### Instructions to follow
Carry none of the pictures over; set down the material below exactly.

— Begin Task inputs —

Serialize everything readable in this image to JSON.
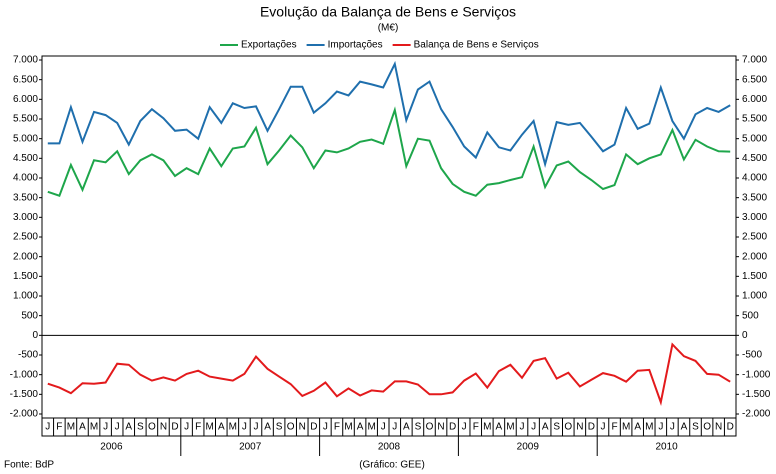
{
  "chart_data": {
    "type": "line",
    "title": "Evolução da Balança de Bens e Serviços",
    "subtitle": "(M€)",
    "source": "Fonte: BdP",
    "credit": "(Gráfico: GEE)",
    "categories": [
      "J",
      "F",
      "M",
      "A",
      "M",
      "J",
      "J",
      "A",
      "S",
      "O",
      "N",
      "D",
      "J",
      "F",
      "M",
      "A",
      "M",
      "J",
      "J",
      "A",
      "S",
      "O",
      "N",
      "D",
      "J",
      "F",
      "M",
      "A",
      "M",
      "J",
      "J",
      "A",
      "S",
      "O",
      "N",
      "D",
      "J",
      "F",
      "M",
      "A",
      "M",
      "J",
      "J",
      "A",
      "S",
      "O",
      "N",
      "D",
      "J",
      "F",
      "M",
      "A",
      "M",
      "J",
      "J",
      "A",
      "S",
      "O",
      "N",
      "D"
    ],
    "year_labels": [
      "2006",
      "2007",
      "2008",
      "2009",
      "2010"
    ],
    "series": [
      {
        "name": "Exportações",
        "color": "#1ea64b",
        "values": [
          3650,
          3550,
          4330,
          3700,
          4450,
          4400,
          4680,
          4100,
          4450,
          4600,
          4450,
          4050,
          4250,
          4100,
          4750,
          4300,
          4750,
          4800,
          5280,
          4350,
          4700,
          5080,
          4780,
          4250,
          4700,
          4650,
          4750,
          4920,
          4980,
          4870,
          5730,
          4300,
          5000,
          4950,
          4250,
          3850,
          3650,
          3550,
          3830,
          3870,
          3950,
          4020,
          4800,
          3770,
          4320,
          4420,
          4150,
          3950,
          3720,
          3820,
          4600,
          4350,
          4500,
          4600,
          5220,
          4470,
          4970,
          4800,
          4680,
          4670
        ]
      },
      {
        "name": "Importações",
        "color": "#1f6fad",
        "values": [
          4880,
          4880,
          5800,
          4920,
          5680,
          5600,
          5400,
          4850,
          5450,
          5750,
          5520,
          5200,
          5230,
          5000,
          5800,
          5400,
          5900,
          5780,
          5820,
          5200,
          5750,
          6320,
          6320,
          5660,
          5900,
          6200,
          6100,
          6450,
          6380,
          6300,
          6900,
          5470,
          6250,
          6450,
          5750,
          5300,
          4800,
          4520,
          5160,
          4780,
          4700,
          5100,
          5450,
          4350,
          5420,
          5350,
          5400,
          5050,
          4680,
          4850,
          5780,
          5250,
          5380,
          6300,
          5450,
          5000,
          5620,
          5780,
          5680,
          5850
        ]
      },
      {
        "name": "Balança de Bens e Serviços",
        "color": "#e31a1c",
        "values": [
          -1230,
          -1330,
          -1470,
          -1220,
          -1230,
          -1200,
          -720,
          -750,
          -1000,
          -1150,
          -1070,
          -1150,
          -980,
          -900,
          -1050,
          -1100,
          -1150,
          -980,
          -540,
          -850,
          -1050,
          -1240,
          -1540,
          -1410,
          -1200,
          -1550,
          -1350,
          -1530,
          -1400,
          -1430,
          -1170,
          -1170,
          -1250,
          -1500,
          -1500,
          -1450,
          -1150,
          -970,
          -1330,
          -910,
          -750,
          -1080,
          -650,
          -580,
          -1100,
          -950,
          -1300,
          -1130,
          -960,
          -1030,
          -1180,
          -900,
          -880,
          -1700,
          -230,
          -530,
          -650,
          -980,
          -1000,
          -1180
        ]
      }
    ],
    "ylim": [
      -2000,
      7000
    ],
    "yticks": [
      {
        "value": 7000,
        "label": "7.000"
      },
      {
        "value": 6500,
        "label": "6.500"
      },
      {
        "value": 6000,
        "label": "6.000"
      },
      {
        "value": 5500,
        "label": "5.500"
      },
      {
        "value": 5000,
        "label": "5.000"
      },
      {
        "value": 4500,
        "label": "4.500"
      },
      {
        "value": 4000,
        "label": "4.000"
      },
      {
        "value": 3500,
        "label": "3.500"
      },
      {
        "value": 3000,
        "label": "3.000"
      },
      {
        "value": 2500,
        "label": "2.500"
      },
      {
        "value": 2000,
        "label": "2.000"
      },
      {
        "value": 1500,
        "label": "1.500"
      },
      {
        "value": 1000,
        "label": "1.000"
      },
      {
        "value": 500,
        "label": "500"
      },
      0,
      -500,
      {
        "value": -1000,
        "label": "-1.000"
      },
      {
        "value": -1500,
        "label": "-1.500"
      },
      {
        "value": -2000,
        "label": "-2.000"
      }
    ],
    "legend": "top",
    "grid": false
  }
}
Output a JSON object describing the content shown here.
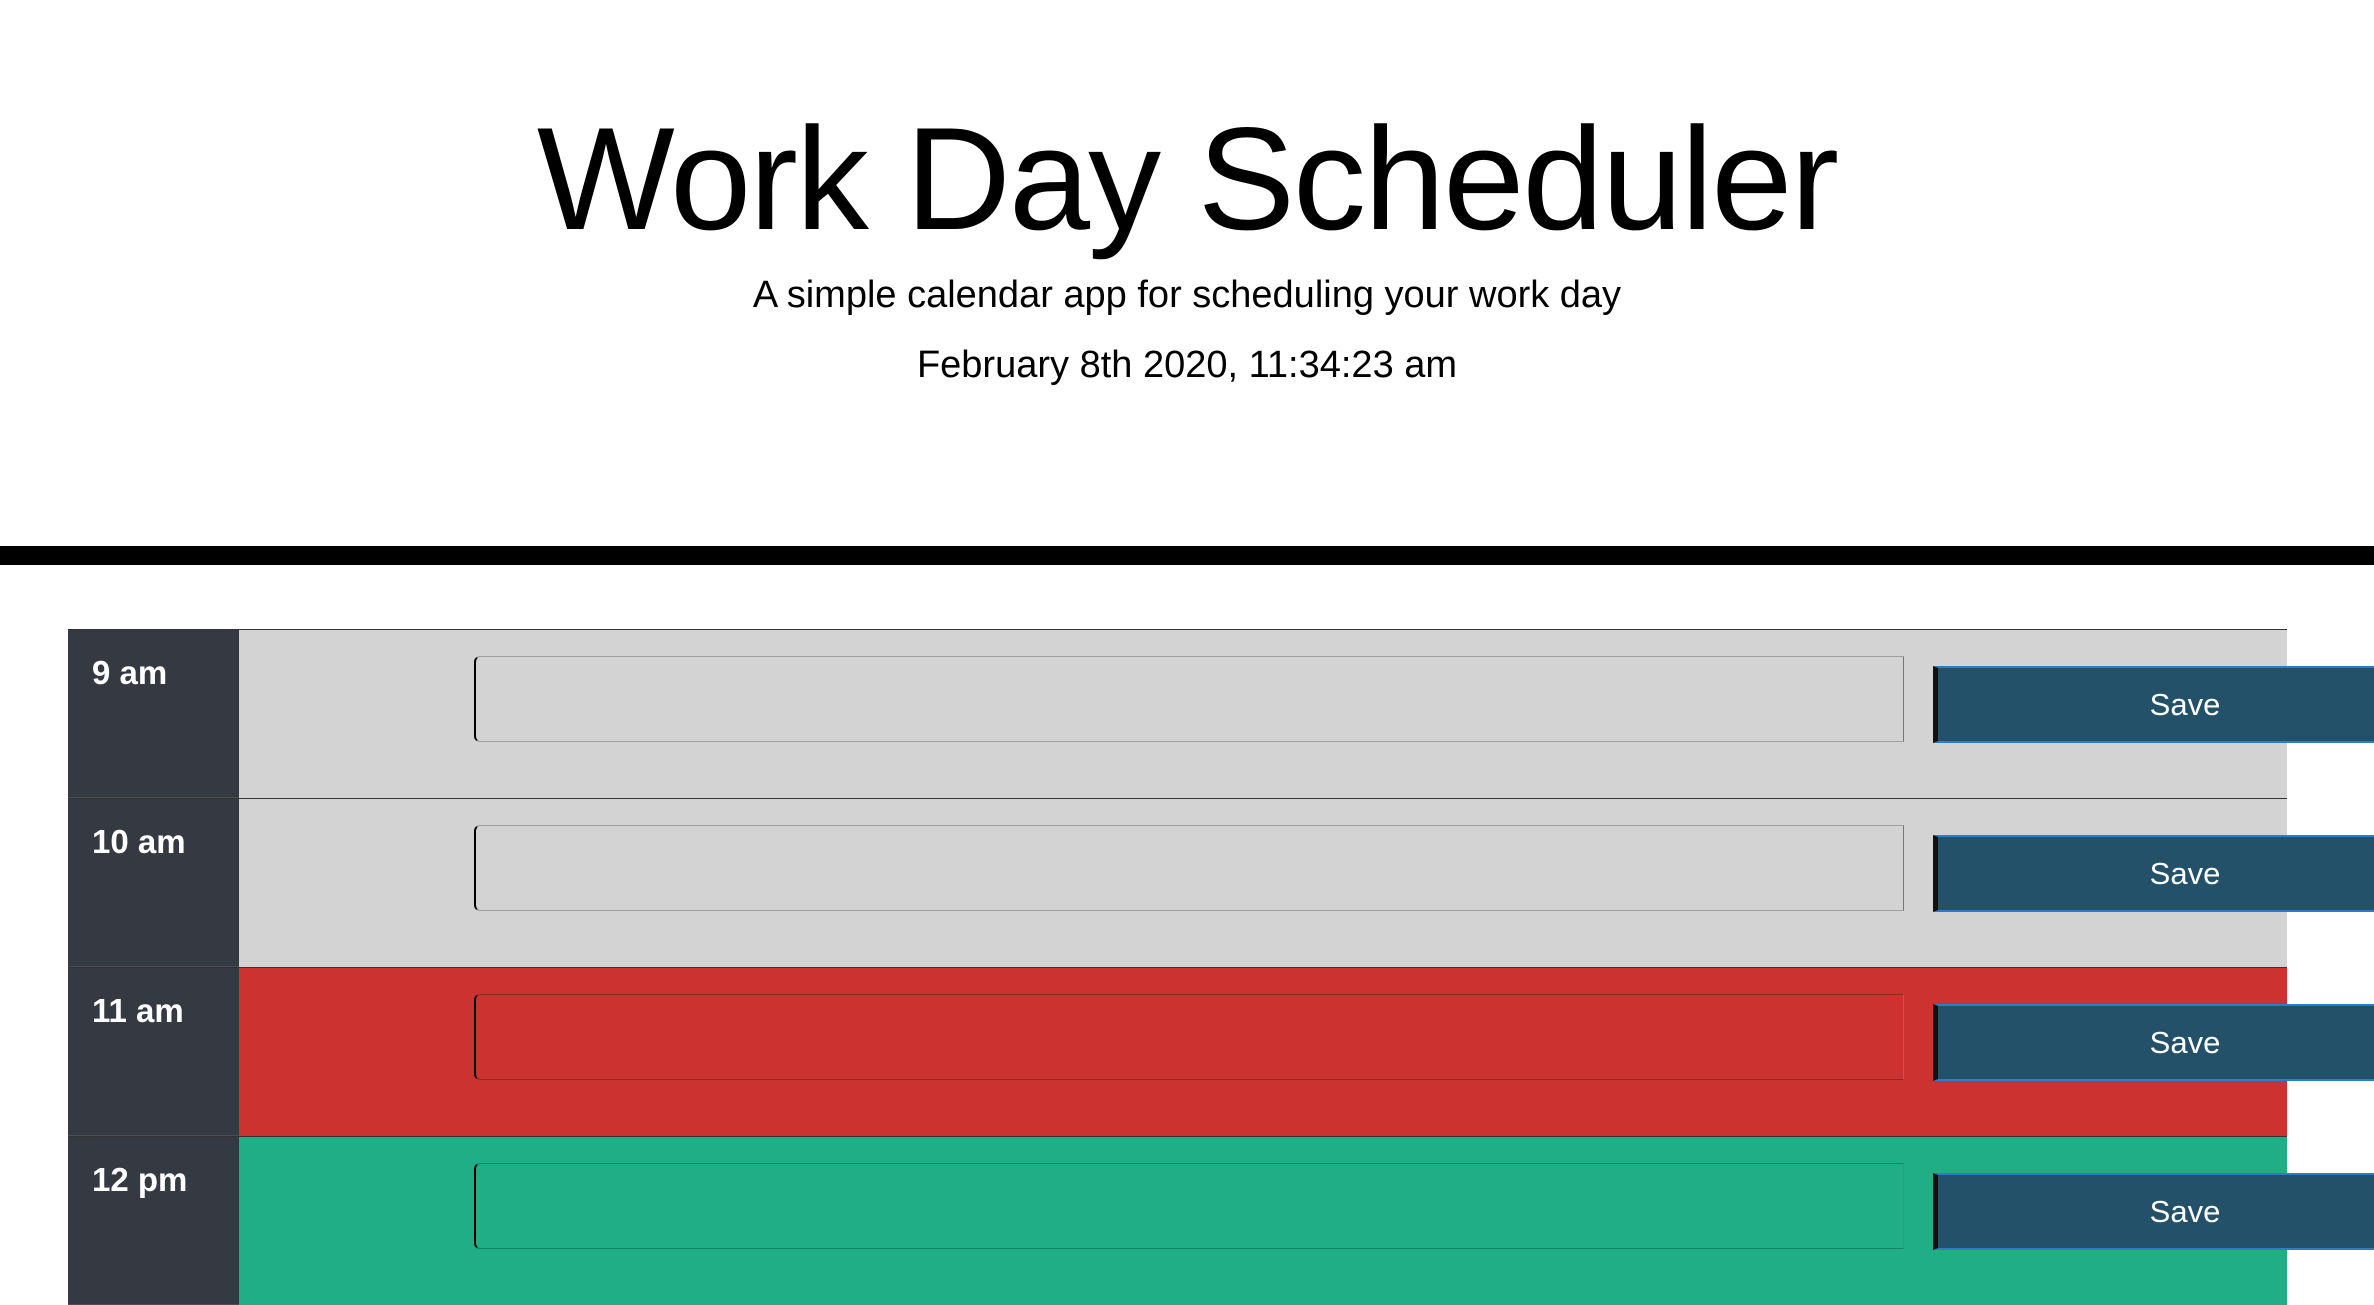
{
  "header": {
    "title": "Work Day Scheduler",
    "subtitle": "A simple calendar app for scheduling your work day",
    "current_datetime": "February 8th 2020, 11:34:23 am"
  },
  "colors": {
    "past": "#d3d3d3",
    "present": "#cb3230",
    "future": "#1fae86",
    "hour_column": "#353a42",
    "save_button": "#24516a"
  },
  "timeblocks": [
    {
      "hour": "9 am",
      "state": "past",
      "text": "",
      "save_label": "Save",
      "icon": "save-button"
    },
    {
      "hour": "10 am",
      "state": "past",
      "text": "",
      "save_label": "Save",
      "icon": "save-button"
    },
    {
      "hour": "11 am",
      "state": "present",
      "text": "",
      "save_label": "Save",
      "icon": "save-button"
    },
    {
      "hour": "12 pm",
      "state": "future",
      "text": "",
      "save_label": "Save",
      "icon": "save-button"
    }
  ]
}
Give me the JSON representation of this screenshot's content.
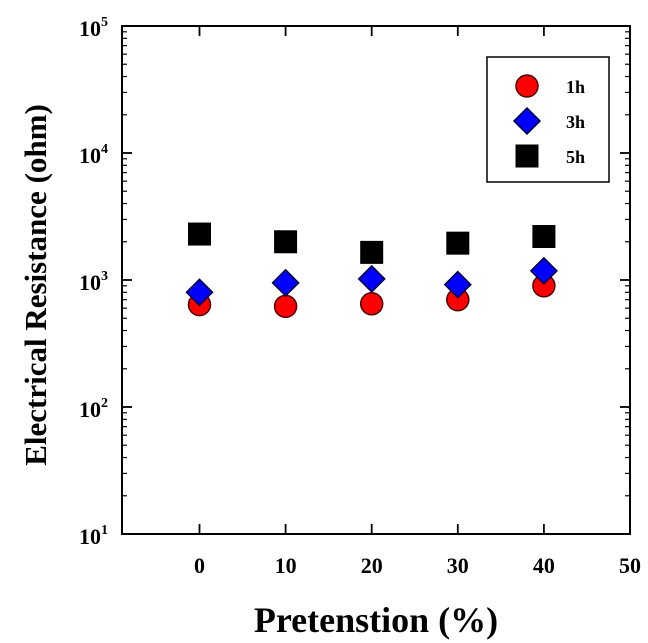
{
  "chart_data": {
    "type": "scatter",
    "title": "",
    "xlabel": "Pretenstion (%)",
    "ylabel": "Electrical Resistance (ohm)",
    "x": [
      0,
      10,
      20,
      30,
      40
    ],
    "xlim": [
      -9,
      50
    ],
    "xticks": [
      0,
      10,
      20,
      30,
      40,
      50
    ],
    "ylim": [
      10,
      100000
    ],
    "yscale": "log",
    "yticks": [
      {
        "value": 10,
        "base": "10",
        "exp": "1"
      },
      {
        "value": 100,
        "base": "10",
        "exp": "2"
      },
      {
        "value": 1000,
        "base": "10",
        "exp": "3"
      },
      {
        "value": 10000,
        "base": "10",
        "exp": "4"
      },
      {
        "value": 100000,
        "base": "10",
        "exp": "5"
      }
    ],
    "grid": false,
    "legend_position": "top-right",
    "series": [
      {
        "name": "1h",
        "marker": "circle",
        "color": "#ff0000",
        "values": [
          640,
          620,
          650,
          700,
          900
        ]
      },
      {
        "name": "3h",
        "marker": "diamond",
        "color": "#0000ff",
        "values": [
          800,
          950,
          1020,
          920,
          1180
        ]
      },
      {
        "name": "5h",
        "marker": "square",
        "color": "#000000",
        "values": [
          2300,
          2000,
          1650,
          1950,
          2200
        ]
      }
    ]
  }
}
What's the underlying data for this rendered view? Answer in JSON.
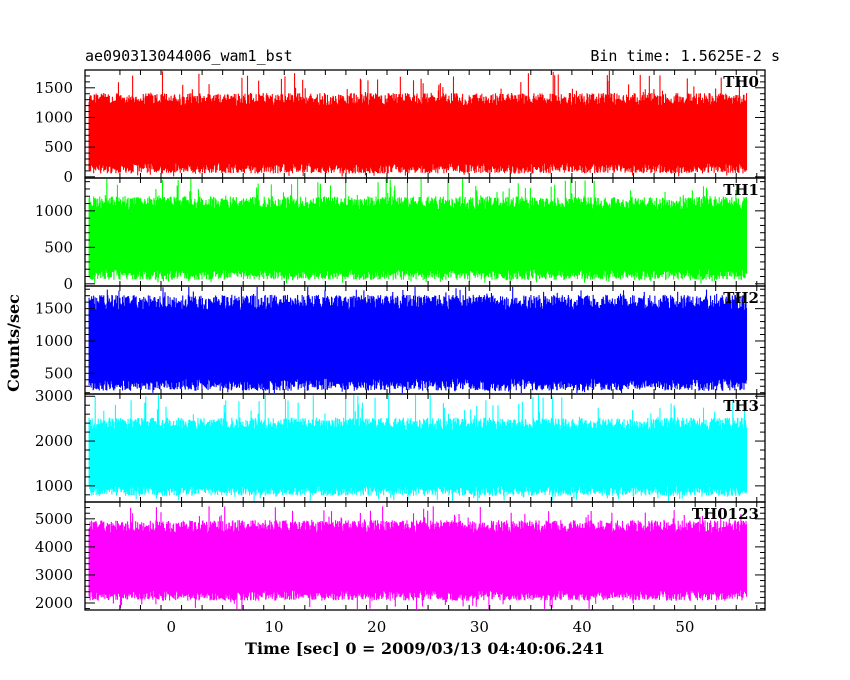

— End Task inputs —

### Solution to this task
Serialize everything readable in this image to JSON.
{
  "chart_data": {
    "type": "line",
    "title": "Evolução da Balança de Bens e Serviços",
    "subtitle": "(M€)",
    "source": "Fonte: BdP",
    "credit": "(Gráfico: GEE)",
    "categories": [
      "J",
      "F",
      "M",
      "A",
      "M",
      "J",
      "J",
      "A",
      "S",
      "O",
      "N",
      "D",
      "J",
      "F",
      "M",
      "A",
      "M",
      "J",
      "J",
      "A",
      "S",
      "O",
      "N",
      "D",
      "J",
      "F",
      "M",
      "A",
      "M",
      "J",
      "J",
      "A",
      "S",
      "O",
      "N",
      "D",
      "J",
      "F",
      "M",
      "A",
      "M",
      "J",
      "J",
      "A",
      "S",
      "O",
      "N",
      "D",
      "J",
      "F",
      "M",
      "A",
      "M",
      "J",
      "J",
      "A",
      "S",
      "O",
      "N",
      "D"
    ],
    "year_labels": [
      "2006",
      "2007",
      "2008",
      "2009",
      "2010"
    ],
    "series": [
      {
        "name": "Exportações",
        "color": "#1ea64b",
        "values": [
          3650,
          3550,
          4330,
          3700,
          4450,
          4400,
          4680,
          4100,
          4450,
          4600,
          4450,
          4050,
          4250,
          4100,
          4750,
          4300,
          4750,
          4800,
          5280,
          4350,
          4700,
          5080,
          4780,
          4250,
          4700,
          4650,
          4750,
          4920,
          4980,
          4870,
          5730,
          4300,
          5000,
          4950,
          4250,
          3850,
          3650,
          3550,
          3830,
          3870,
          3950,
          4020,
          4800,
          3770,
          4320,
          4420,
          4150,
          3950,
          3720,
          3820,
          4600,
          4350,
          4500,
          4600,
          5220,
          4470,
          4970,
          4800,
          4680,
          4670
        ]
      },
      {
        "name": "Importações",
        "color": "#1f6fad",
        "values": [
          4880,
          4880,
          5800,
          4920,
          5680,
          5600,
          5400,
          4850,
          5450,
          5750,
          5520,
          5200,
          5230,
          5000,
          5800,
          5400,
          5900,
          5780,
          5820,
          5200,
          5750,
          6320,
          6320,
          5660,
          5900,
          6200,
          6100,
          6450,
          6380,
          6300,
          6900,
          5470,
          6250,
          6450,
          5750,
          5300,
          4800,
          4520,
          5160,
          4780,
          4700,
          5100,
          5450,
          4350,
          5420,
          5350,
          5400,
          5050,
          4680,
          4850,
          5780,
          5250,
          5380,
          6300,
          5450,
          5000,
          5620,
          5780,
          5680,
          5850
        ]
      },
      {
        "name": "Balança de Bens e Serviços",
        "color": "#e31a1c",
        "values": [
          -1230,
          -1330,
          -1470,
          -1220,
          -1230,
          -1200,
          -720,
          -750,
          -1000,
          -1150,
          -1070,
          -1150,
          -980,
          -900,
          -1050,
          -1100,
          -1150,
          -980,
          -540,
          -850,
          -1050,
          -1240,
          -1540,
          -1410,
          -1200,
          -1550,
          -1350,
          -1530,
          -1400,
          -1430,
          -1170,
          -1170,
          -1250,
          -1500,
          -1500,
          -1450,
          -1150,
          -970,
          -1330,
          -910,
          -750,
          -1080,
          -650,
          -580,
          -1100,
          -950,
          -1300,
          -1130,
          -960,
          -1030,
          -1180,
          -900,
          -880,
          -1700,
          -230,
          -530,
          -650,
          -980,
          -1000,
          -1180
        ]
      }
    ],
    "ylim": [
      -2000,
      7000
    ],
    "yticks": [
      {
        "value": 7000,
        "label": "7.000"
      },
      {
        "value": 6500,
        "label": "6.500"
      },
      {
        "value": 6000,
        "label": "6.000"
      },
      {
        "value": 5500,
        "label": "5.500"
      },
      {
        "value": 5000,
        "label": "5.000"
      },
      {
        "value": 4500,
        "label": "4.500"
      },
      {
        "value": 4000,
        "label": "4.000"
      },
      {
        "value": 3500,
        "label": "3.500"
      },
      {
        "value": 3000,
        "label": "3.000"
      },
      {
        "value": 2500,
        "label": "2.500"
      },
      {
        "value": 2000,
        "label": "2.000"
      },
      {
        "value": 1500,
        "label": "1.500"
      },
      {
        "value": 1000,
        "label": "1.000"
      },
      {
        "value": 500,
        "label": "500"
      },
      0,
      -500,
      {
        "value": -1000,
        "label": "-1.000"
      },
      {
        "value": -1500,
        "label": "-1.500"
      },
      {
        "value": -2000,
        "label": "-2.000"
      }
    ],
    "legend": "top",
    "grid": false
  }
}
Output a JSON object describing the content shown here.
{
  "header": {
    "title": "Work Day Scheduler",
    "subtitle": "A simple calendar app for scheduling your work day",
    "current_datetime": "February 8th 2020, 11:34:23 am"
  },
  "colors": {
    "past": "#d3d3d3",
    "present": "#cb3230",
    "future": "#1fae86",
    "hour_column": "#353a42",
    "save_button": "#24516a"
  },
  "timeblocks": [
    {
      "hour": "9 am",
      "state": "past",
      "text": "",
      "save_label": "Save",
      "icon": "save-button"
    },
    {
      "hour": "10 am",
      "state": "past",
      "text": "",
      "save_label": "Save",
      "icon": "save-button"
    },
    {
      "hour": "11 am",
      "state": "present",
      "text": "",
      "save_label": "Save",
      "icon": "save-button"
    },
    {
      "hour": "12 pm",
      "state": "future",
      "text": "",
      "save_label": "Save",
      "icon": "save-button"
    }
  ]
}
Give me the JSON representation of this screenshot's content.
{
  "chart_data": {
    "type": "scatter",
    "title": "",
    "xlabel": "Pretenstion (%)",
    "ylabel": "Electrical Resistance (ohm)",
    "x": [
      0,
      10,
      20,
      30,
      40
    ],
    "xlim": [
      -9,
      50
    ],
    "xticks": [
      0,
      10,
      20,
      30,
      40,
      50
    ],
    "ylim": [
      10,
      100000
    ],
    "yscale": "log",
    "yticks": [
      {
        "value": 10,
        "base": "10",
        "exp": "1"
      },
      {
        "value": 100,
        "base": "10",
        "exp": "2"
      },
      {
        "value": 1000,
        "base": "10",
        "exp": "3"
      },
      {
        "value": 10000,
        "base": "10",
        "exp": "4"
      },
      {
        "value": 100000,
        "base": "10",
        "exp": "5"
      }
    ],
    "grid": false,
    "legend_position": "top-right",
    "series": [
      {
        "name": "1h",
        "marker": "circle",
        "color": "#ff0000",
        "values": [
          640,
          620,
          650,
          700,
          900
        ]
      },
      {
        "name": "3h",
        "marker": "diamond",
        "color": "#0000ff",
        "values": [
          800,
          950,
          1020,
          920,
          1180
        ]
      },
      {
        "name": "5h",
        "marker": "square",
        "color": "#000000",
        "values": [
          2300,
          2000,
          1650,
          1950,
          2200
        ]
      }
    ]
  }
}
What's the underlying data for this rendered view? Answer in JSON.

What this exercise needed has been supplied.